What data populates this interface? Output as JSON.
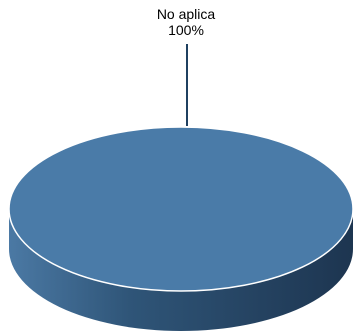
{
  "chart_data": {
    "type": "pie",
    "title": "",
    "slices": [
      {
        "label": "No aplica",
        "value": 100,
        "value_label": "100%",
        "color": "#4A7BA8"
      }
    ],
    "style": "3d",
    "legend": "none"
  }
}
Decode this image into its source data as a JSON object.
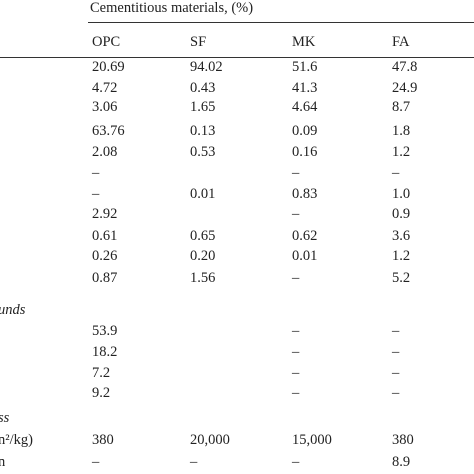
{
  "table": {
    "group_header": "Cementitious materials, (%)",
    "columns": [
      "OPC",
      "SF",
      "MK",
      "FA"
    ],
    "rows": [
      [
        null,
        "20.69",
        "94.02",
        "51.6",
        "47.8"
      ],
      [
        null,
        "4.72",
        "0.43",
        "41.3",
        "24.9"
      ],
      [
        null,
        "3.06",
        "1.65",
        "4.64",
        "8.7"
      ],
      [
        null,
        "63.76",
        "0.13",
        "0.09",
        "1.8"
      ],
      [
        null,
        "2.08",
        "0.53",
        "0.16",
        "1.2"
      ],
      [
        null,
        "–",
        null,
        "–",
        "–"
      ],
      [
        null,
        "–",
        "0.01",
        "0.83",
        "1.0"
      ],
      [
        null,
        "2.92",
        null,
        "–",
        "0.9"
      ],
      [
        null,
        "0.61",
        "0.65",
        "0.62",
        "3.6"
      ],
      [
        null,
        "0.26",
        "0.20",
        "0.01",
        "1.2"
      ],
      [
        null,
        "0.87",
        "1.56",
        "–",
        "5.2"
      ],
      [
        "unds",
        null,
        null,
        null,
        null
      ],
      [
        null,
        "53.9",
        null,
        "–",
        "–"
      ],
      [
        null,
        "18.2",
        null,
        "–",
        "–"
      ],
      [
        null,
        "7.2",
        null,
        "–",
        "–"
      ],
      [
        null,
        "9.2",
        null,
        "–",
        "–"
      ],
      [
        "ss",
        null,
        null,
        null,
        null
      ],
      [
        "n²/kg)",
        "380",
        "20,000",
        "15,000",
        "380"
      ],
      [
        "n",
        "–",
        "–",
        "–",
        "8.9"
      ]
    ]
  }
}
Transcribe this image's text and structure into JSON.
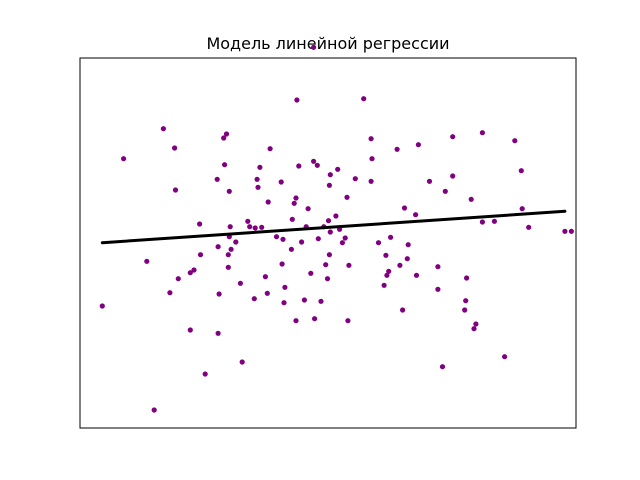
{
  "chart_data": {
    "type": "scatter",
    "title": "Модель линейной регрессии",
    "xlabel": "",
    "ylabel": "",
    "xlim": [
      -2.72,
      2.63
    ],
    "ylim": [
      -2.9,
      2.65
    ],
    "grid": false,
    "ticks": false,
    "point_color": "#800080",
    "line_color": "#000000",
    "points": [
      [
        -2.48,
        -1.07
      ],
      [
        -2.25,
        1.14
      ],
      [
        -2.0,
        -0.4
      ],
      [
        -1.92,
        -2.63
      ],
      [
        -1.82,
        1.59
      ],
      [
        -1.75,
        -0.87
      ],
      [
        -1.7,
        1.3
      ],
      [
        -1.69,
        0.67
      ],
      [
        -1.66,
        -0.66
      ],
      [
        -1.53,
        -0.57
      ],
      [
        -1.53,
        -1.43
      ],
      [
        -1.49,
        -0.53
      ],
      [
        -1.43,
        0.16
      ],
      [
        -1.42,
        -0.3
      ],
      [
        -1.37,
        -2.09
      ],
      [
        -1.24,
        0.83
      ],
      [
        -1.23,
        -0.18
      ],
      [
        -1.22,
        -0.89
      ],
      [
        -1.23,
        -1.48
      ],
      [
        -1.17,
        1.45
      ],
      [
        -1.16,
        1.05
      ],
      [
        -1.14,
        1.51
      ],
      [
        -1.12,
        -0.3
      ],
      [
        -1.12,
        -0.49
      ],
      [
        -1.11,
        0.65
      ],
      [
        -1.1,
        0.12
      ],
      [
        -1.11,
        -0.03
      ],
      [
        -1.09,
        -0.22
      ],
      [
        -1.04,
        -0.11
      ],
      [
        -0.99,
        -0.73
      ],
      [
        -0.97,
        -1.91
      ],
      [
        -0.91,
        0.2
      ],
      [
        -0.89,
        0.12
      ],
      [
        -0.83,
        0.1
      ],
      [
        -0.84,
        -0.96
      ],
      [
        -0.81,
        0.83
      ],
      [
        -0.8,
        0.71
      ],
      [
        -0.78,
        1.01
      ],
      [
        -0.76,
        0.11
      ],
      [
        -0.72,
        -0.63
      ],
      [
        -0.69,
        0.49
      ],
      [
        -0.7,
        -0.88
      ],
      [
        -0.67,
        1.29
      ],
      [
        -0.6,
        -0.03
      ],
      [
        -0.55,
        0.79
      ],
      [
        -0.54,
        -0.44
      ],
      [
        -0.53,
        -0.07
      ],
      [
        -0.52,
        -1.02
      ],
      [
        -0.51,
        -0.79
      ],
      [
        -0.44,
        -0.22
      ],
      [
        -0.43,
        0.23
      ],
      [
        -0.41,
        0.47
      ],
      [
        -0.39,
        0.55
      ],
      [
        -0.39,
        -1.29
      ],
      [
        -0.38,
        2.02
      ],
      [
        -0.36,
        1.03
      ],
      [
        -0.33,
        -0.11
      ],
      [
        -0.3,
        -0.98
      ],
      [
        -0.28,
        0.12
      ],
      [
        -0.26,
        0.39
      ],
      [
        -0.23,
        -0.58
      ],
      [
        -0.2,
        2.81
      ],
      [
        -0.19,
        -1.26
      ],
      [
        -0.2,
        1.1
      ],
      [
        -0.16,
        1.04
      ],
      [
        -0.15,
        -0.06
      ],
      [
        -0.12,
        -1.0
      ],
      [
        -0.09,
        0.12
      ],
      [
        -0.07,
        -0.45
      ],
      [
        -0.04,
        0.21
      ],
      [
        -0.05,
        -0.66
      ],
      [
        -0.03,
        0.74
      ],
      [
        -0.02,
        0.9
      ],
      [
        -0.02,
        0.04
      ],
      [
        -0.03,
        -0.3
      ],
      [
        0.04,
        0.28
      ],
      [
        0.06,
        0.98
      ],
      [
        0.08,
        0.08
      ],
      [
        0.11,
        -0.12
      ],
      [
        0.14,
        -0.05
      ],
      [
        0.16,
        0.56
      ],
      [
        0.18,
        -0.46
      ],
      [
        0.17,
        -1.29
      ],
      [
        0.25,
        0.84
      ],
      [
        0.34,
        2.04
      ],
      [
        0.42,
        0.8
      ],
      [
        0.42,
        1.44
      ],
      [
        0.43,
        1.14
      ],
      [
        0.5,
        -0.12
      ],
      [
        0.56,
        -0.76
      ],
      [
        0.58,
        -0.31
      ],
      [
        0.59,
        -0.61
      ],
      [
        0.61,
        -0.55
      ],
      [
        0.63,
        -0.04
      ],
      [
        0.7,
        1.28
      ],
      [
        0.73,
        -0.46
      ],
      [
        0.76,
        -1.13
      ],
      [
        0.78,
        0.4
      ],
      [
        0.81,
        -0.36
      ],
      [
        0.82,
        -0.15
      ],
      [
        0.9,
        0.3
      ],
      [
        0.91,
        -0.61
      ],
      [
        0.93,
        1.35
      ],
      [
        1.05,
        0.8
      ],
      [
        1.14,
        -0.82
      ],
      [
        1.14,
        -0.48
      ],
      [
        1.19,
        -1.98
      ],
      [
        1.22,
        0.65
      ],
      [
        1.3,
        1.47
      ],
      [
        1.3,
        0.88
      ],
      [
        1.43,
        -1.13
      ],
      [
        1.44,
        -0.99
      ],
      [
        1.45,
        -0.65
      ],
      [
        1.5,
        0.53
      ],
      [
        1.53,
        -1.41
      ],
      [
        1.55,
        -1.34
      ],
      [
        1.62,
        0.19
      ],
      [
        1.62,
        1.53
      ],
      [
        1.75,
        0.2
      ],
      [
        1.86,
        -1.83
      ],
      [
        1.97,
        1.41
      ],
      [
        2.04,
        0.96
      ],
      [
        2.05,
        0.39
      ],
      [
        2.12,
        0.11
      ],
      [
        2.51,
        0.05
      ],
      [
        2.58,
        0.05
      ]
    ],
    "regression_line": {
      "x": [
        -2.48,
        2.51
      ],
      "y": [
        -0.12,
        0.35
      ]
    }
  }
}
* * *
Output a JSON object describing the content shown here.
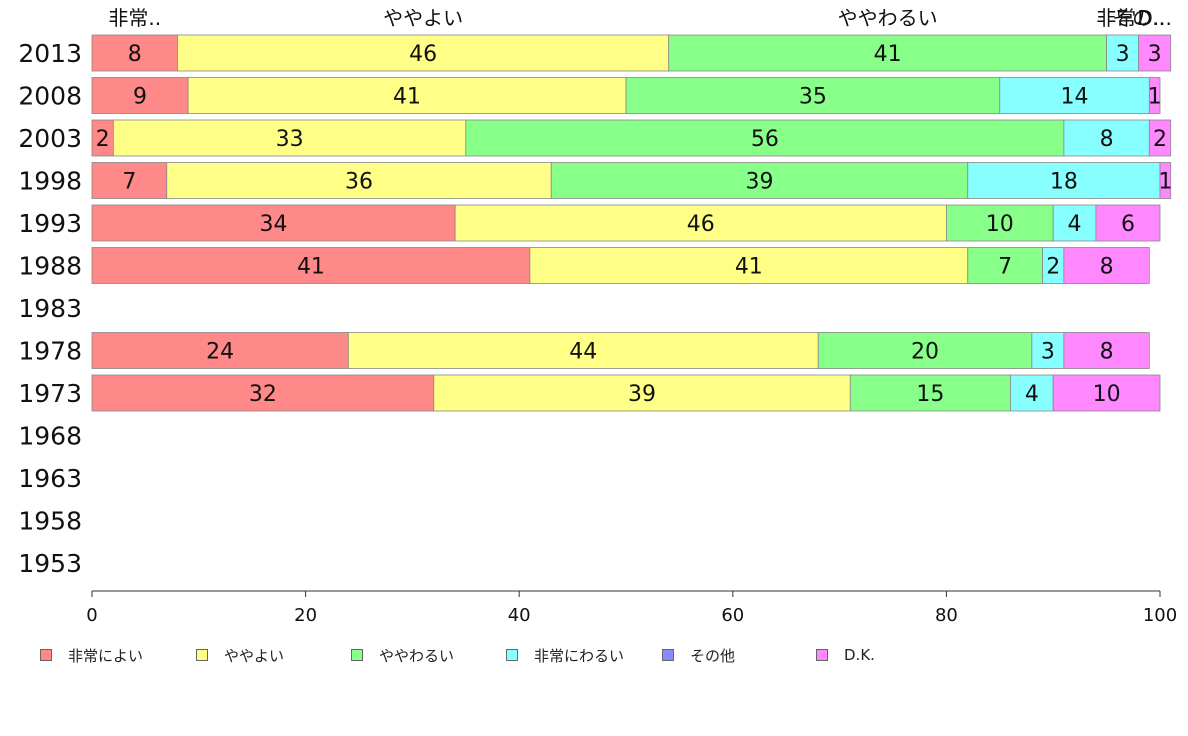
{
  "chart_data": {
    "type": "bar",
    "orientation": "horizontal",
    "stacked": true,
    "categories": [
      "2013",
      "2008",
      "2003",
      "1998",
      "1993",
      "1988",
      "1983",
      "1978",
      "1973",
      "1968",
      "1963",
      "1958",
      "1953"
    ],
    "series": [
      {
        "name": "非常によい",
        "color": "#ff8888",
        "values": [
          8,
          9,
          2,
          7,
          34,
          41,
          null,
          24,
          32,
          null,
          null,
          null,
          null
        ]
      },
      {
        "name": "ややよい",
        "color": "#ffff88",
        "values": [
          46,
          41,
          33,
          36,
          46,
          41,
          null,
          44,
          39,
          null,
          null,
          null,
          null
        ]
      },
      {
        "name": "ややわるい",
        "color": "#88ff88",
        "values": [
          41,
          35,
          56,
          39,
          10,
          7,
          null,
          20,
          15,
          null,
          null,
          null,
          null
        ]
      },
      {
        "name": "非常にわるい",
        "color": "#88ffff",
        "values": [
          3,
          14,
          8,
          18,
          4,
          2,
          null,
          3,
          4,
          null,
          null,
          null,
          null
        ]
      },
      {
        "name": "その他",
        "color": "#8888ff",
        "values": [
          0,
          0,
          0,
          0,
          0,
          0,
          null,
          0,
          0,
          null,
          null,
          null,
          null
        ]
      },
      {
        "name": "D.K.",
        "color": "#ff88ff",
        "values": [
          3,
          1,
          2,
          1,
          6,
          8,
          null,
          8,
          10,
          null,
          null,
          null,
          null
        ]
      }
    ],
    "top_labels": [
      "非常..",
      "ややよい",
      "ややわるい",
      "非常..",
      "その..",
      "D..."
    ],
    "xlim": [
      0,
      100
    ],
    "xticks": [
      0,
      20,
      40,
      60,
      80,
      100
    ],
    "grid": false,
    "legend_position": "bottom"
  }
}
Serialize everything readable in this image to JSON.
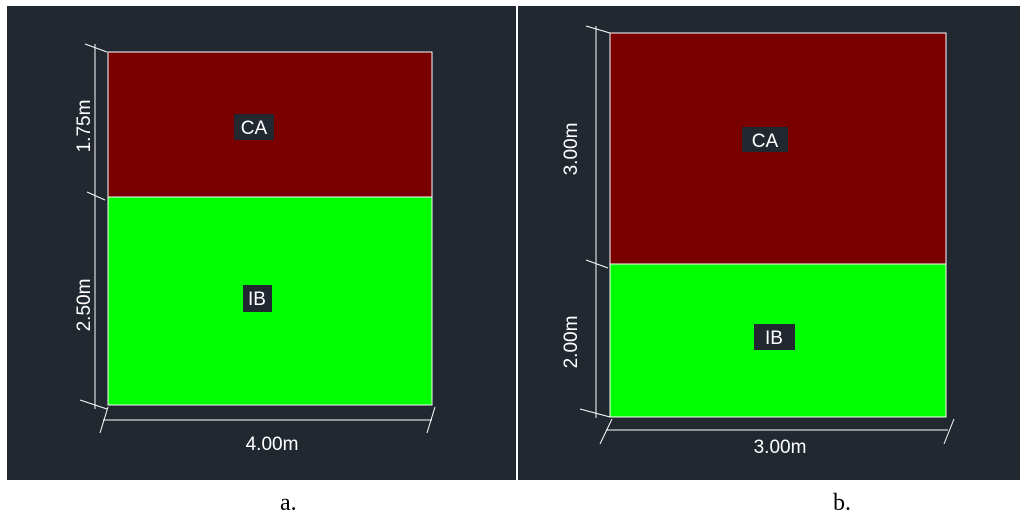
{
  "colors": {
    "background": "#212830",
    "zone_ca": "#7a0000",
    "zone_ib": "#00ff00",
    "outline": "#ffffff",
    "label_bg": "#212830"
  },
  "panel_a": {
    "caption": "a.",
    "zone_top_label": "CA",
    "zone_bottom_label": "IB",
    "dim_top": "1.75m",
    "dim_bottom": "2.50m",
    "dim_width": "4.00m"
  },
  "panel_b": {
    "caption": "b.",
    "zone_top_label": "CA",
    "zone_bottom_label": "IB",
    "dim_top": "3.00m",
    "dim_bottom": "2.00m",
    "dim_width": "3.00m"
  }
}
...
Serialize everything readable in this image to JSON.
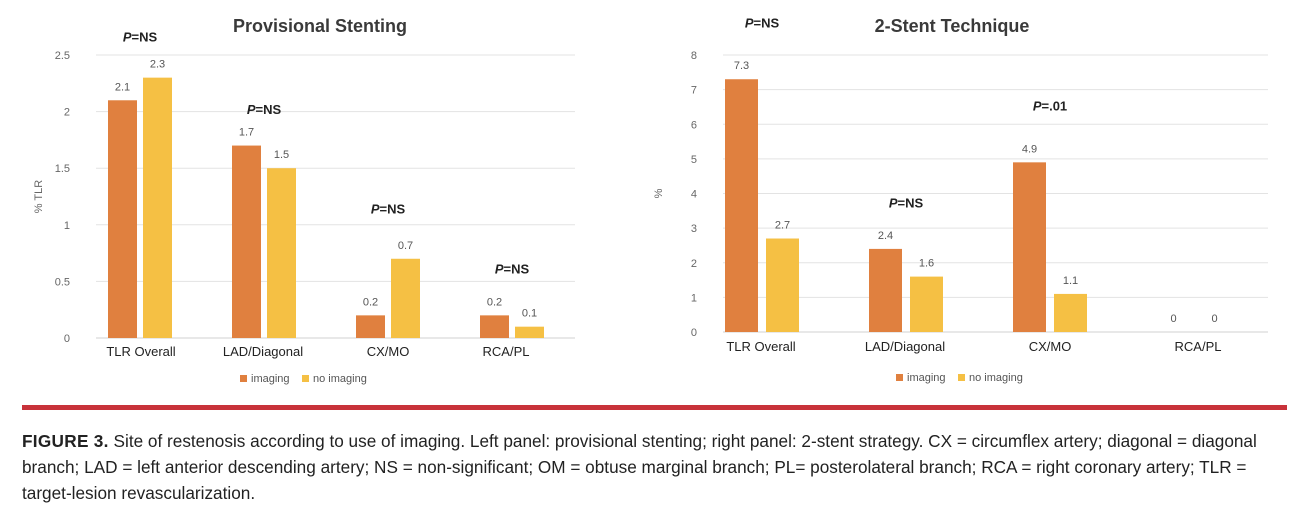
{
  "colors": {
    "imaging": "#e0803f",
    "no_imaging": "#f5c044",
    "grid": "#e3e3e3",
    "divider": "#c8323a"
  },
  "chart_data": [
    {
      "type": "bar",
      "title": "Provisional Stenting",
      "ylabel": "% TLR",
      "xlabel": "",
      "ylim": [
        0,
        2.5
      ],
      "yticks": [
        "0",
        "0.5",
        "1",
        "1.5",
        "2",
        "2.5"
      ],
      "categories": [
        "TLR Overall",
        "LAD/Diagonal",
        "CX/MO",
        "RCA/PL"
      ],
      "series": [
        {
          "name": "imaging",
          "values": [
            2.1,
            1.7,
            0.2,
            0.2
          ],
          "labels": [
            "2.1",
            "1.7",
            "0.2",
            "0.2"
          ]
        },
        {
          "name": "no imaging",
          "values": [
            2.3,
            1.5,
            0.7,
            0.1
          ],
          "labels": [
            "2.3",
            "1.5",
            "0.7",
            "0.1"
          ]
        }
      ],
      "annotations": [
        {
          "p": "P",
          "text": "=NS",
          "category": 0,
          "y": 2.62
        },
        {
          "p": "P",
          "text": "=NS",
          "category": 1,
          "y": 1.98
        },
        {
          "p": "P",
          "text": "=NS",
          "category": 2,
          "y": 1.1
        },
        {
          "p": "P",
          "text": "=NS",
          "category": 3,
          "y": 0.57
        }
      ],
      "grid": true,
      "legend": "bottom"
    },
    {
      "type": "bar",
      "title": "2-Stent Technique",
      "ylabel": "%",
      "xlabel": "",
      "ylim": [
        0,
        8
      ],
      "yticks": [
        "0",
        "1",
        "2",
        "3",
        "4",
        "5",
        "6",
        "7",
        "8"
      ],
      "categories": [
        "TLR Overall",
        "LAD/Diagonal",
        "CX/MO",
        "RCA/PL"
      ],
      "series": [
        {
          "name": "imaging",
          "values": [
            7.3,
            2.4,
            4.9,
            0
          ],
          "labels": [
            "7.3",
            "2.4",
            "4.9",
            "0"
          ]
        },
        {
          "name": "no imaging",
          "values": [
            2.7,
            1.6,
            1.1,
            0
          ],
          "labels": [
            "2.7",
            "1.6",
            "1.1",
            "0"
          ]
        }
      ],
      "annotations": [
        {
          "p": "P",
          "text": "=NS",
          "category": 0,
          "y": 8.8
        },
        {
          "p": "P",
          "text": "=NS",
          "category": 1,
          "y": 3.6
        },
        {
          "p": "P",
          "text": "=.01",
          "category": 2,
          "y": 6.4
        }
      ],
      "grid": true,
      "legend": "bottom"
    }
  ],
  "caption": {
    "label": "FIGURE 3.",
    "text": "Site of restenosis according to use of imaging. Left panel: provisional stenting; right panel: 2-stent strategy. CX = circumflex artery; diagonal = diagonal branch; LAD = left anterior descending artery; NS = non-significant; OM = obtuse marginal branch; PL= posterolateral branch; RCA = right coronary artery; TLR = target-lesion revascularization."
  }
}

= What you have to do =
Search the preceding listing for "Output" and extract every line where it is found.

= Finished answer =
What data populates this interface? Output as JSON.
Output a JSON object describing the content shown here.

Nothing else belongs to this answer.